**Prompt**
In the blog post about a first yoga class, quote the part that opens with the words containing "Photo is from" and closes with "me forget them.".

12/15/09

The first day in a Yoga Class



Photo is from Shadow Yoga website.

Today, I went to my first yoga class in Cihangir Yoga.

I had so much in my mind this morning when I was on my way to the course and I went completely to another direction. I looked at the address from the internet yesterday evening, and when I called Kaan after realizing that I was almost in Karakoy, I knew the directions he was telling me. I remember them, but somehow, my mind made me forget them.

Although I wanted to attend the course for weeks, I was not even sure if I should go to the course or not until the last moment this morning. This is so typical of me.

Eventually I was ten minutes late.

I haven't been to the place before. But I am always a bit suspicious towards spiritual people. There could be a lot of pretencious behaviour (or so I think), which effects me in the way opposite direction. As a result I behave differently in order  not to be pretencious. Oh boy, my life is hard. And I am spiritual in a way anyway!

**Provided information**
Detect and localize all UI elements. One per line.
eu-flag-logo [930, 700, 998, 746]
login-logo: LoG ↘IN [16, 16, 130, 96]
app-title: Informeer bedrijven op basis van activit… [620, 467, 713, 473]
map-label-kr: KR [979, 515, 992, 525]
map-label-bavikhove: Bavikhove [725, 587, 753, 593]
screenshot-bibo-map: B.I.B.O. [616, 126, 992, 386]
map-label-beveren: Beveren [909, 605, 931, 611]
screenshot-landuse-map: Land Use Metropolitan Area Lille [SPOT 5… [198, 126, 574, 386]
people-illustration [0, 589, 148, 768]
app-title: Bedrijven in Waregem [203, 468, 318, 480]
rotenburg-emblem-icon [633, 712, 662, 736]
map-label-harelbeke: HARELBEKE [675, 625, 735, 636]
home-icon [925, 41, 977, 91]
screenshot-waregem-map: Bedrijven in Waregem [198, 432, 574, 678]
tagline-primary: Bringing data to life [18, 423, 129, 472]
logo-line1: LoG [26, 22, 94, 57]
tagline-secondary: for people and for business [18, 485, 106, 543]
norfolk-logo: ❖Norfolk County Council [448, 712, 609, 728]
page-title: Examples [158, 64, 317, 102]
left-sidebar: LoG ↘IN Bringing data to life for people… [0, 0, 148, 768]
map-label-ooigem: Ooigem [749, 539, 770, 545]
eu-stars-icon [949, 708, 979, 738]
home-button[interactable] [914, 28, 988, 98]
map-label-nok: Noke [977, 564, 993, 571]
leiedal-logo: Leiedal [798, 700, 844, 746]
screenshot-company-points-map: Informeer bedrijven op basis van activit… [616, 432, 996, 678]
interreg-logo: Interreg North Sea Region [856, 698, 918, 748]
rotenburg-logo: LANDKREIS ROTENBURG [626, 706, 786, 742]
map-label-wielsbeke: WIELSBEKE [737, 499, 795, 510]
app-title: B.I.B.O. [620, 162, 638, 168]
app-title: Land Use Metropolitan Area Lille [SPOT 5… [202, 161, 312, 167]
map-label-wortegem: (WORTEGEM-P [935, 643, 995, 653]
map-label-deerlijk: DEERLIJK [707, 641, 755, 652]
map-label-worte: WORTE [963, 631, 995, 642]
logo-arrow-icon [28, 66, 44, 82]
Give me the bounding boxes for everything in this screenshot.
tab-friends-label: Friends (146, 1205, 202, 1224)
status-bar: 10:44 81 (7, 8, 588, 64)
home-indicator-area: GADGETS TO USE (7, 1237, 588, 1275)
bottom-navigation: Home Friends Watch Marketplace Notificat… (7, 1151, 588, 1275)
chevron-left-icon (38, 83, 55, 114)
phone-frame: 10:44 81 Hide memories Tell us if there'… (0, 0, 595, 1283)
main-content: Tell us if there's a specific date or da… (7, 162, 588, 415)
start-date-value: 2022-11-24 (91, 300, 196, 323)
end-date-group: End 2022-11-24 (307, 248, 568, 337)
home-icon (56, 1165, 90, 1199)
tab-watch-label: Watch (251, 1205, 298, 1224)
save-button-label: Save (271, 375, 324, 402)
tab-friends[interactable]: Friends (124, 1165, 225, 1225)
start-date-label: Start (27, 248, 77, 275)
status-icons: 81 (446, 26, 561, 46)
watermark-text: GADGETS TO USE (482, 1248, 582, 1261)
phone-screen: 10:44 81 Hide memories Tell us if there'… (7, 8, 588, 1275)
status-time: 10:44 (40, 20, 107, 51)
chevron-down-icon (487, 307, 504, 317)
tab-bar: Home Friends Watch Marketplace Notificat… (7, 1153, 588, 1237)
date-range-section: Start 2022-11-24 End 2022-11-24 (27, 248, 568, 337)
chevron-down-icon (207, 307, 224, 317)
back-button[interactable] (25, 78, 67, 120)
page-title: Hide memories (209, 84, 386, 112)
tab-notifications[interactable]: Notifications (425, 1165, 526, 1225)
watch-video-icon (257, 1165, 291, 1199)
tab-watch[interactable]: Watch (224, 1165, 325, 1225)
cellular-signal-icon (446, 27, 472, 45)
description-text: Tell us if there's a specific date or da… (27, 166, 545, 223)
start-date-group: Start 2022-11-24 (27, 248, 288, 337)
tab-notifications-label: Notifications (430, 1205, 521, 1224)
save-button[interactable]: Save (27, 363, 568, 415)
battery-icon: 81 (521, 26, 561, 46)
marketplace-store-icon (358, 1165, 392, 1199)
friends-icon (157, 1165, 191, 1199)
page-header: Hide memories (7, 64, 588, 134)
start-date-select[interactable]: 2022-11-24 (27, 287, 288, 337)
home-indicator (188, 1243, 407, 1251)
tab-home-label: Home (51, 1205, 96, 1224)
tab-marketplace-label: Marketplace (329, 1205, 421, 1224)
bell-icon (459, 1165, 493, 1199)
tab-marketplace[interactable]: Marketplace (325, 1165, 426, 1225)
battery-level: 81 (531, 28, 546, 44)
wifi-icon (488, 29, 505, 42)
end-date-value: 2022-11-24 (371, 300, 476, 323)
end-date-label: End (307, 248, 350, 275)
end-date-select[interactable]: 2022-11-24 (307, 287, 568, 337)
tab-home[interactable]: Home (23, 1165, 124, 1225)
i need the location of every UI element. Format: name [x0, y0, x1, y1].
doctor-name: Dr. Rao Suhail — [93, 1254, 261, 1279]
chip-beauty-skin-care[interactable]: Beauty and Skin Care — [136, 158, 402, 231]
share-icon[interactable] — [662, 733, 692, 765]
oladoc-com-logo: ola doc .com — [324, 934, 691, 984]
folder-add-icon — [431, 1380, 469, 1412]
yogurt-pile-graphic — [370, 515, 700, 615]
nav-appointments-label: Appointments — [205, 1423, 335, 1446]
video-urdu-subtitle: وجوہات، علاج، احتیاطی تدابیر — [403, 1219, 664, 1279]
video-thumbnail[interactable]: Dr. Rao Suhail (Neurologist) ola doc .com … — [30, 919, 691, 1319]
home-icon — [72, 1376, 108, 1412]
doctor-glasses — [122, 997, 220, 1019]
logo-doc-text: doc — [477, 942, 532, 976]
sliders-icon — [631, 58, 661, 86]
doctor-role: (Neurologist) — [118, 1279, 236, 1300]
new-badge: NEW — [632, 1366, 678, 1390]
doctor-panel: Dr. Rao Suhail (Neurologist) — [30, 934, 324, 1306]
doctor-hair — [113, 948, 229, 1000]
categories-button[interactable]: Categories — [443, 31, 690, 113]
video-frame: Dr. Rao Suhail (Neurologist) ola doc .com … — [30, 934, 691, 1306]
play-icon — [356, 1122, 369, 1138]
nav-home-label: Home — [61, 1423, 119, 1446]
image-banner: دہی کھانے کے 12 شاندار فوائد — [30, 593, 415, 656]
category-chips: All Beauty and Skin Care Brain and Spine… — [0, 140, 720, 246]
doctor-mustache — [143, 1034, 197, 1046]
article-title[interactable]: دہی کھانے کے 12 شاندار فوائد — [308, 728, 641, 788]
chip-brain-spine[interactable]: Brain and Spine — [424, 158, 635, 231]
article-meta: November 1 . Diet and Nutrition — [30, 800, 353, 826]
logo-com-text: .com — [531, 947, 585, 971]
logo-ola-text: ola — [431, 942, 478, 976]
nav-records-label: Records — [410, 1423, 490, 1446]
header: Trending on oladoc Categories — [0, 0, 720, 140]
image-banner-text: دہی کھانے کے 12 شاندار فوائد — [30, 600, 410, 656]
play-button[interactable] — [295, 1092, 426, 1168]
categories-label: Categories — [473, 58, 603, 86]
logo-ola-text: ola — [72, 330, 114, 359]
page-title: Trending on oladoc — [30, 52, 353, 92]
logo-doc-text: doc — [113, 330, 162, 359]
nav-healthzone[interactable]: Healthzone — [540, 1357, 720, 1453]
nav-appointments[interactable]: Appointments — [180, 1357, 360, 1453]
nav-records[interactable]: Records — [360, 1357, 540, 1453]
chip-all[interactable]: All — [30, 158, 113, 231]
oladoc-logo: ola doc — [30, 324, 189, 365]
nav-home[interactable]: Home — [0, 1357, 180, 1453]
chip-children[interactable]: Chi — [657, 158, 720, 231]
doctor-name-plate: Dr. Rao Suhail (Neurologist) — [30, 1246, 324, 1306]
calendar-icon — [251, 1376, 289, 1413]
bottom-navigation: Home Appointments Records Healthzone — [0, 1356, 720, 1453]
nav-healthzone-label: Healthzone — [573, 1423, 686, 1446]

**Written solution**
Photo is from Shadow Yoga website.

Today, I went to my first yoga class in Cihangir Yoga.

I had so much in my mind this morning when I was on my way to the course and I went completely to another direction. I looked at the address from the internet yesterday evening, and when I called Kaan after realizing that I was almost in Karakoy, I knew the directions he was telling me. I remember them, but somehow, my mind made me forget them.